**What you will do**.
Retype each line exactly. Skip images.
═══ Records to use ═══
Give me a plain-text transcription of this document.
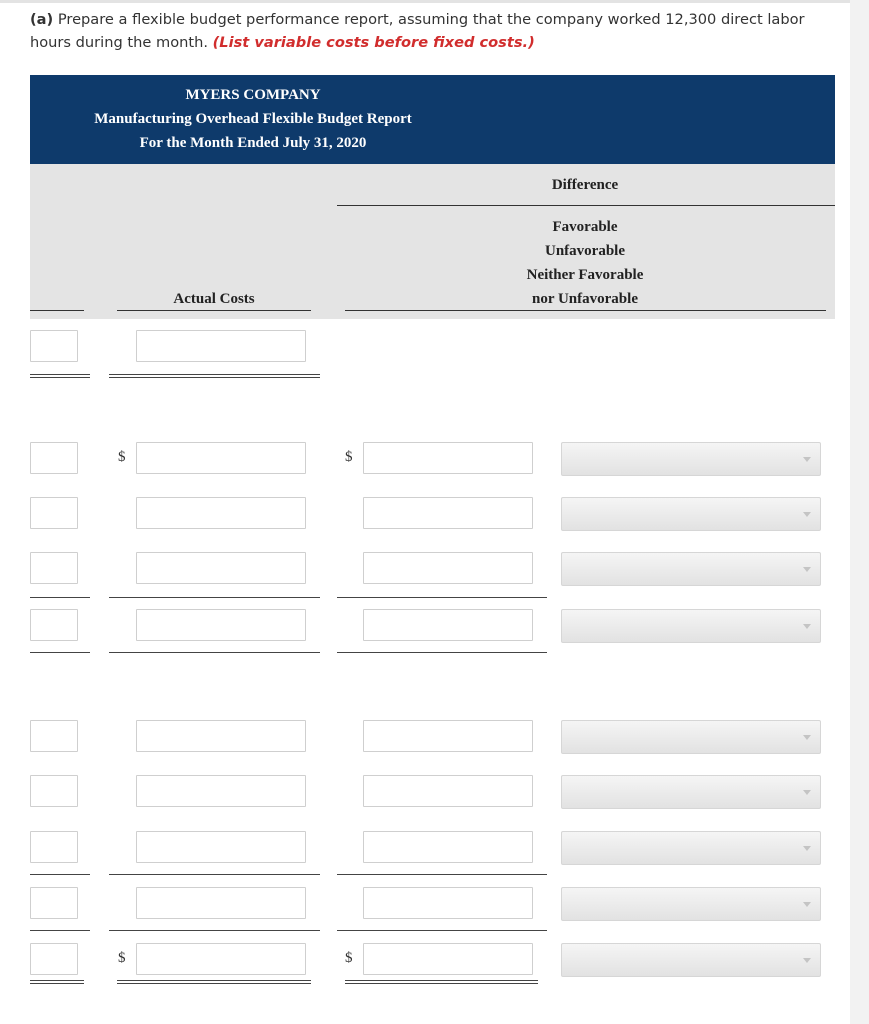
(a) Prepare a flexible budget performance report, assuming that the company worked 12,300 direct labor hours during the month. (List variable costs before fixed costs.)
MYERS COMPANY
Manufacturing Overhead Flexible Budget Report
For the Month Ended July 31, 2020
Difference
Favorable
Unfavorable
Neither Favorable
nor Unfavorable
Actual Costs
$	$
$	$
═══
**Task solution**.
Give me a plain-text transcription of this document.
(a) Prepare a flexible budget performance report, assuming that the company worked 12,300 direct labor hours during the month. (List variable costs before fixed costs.)
MYERS COMPANY
Manufacturing Overhead Flexible Budget Report
For the Month Ended July 31, 2020
Difference
Favorable
Unfavorable
Neither Favorable
nor Unfavorable
Actual Costs
$	$
$	$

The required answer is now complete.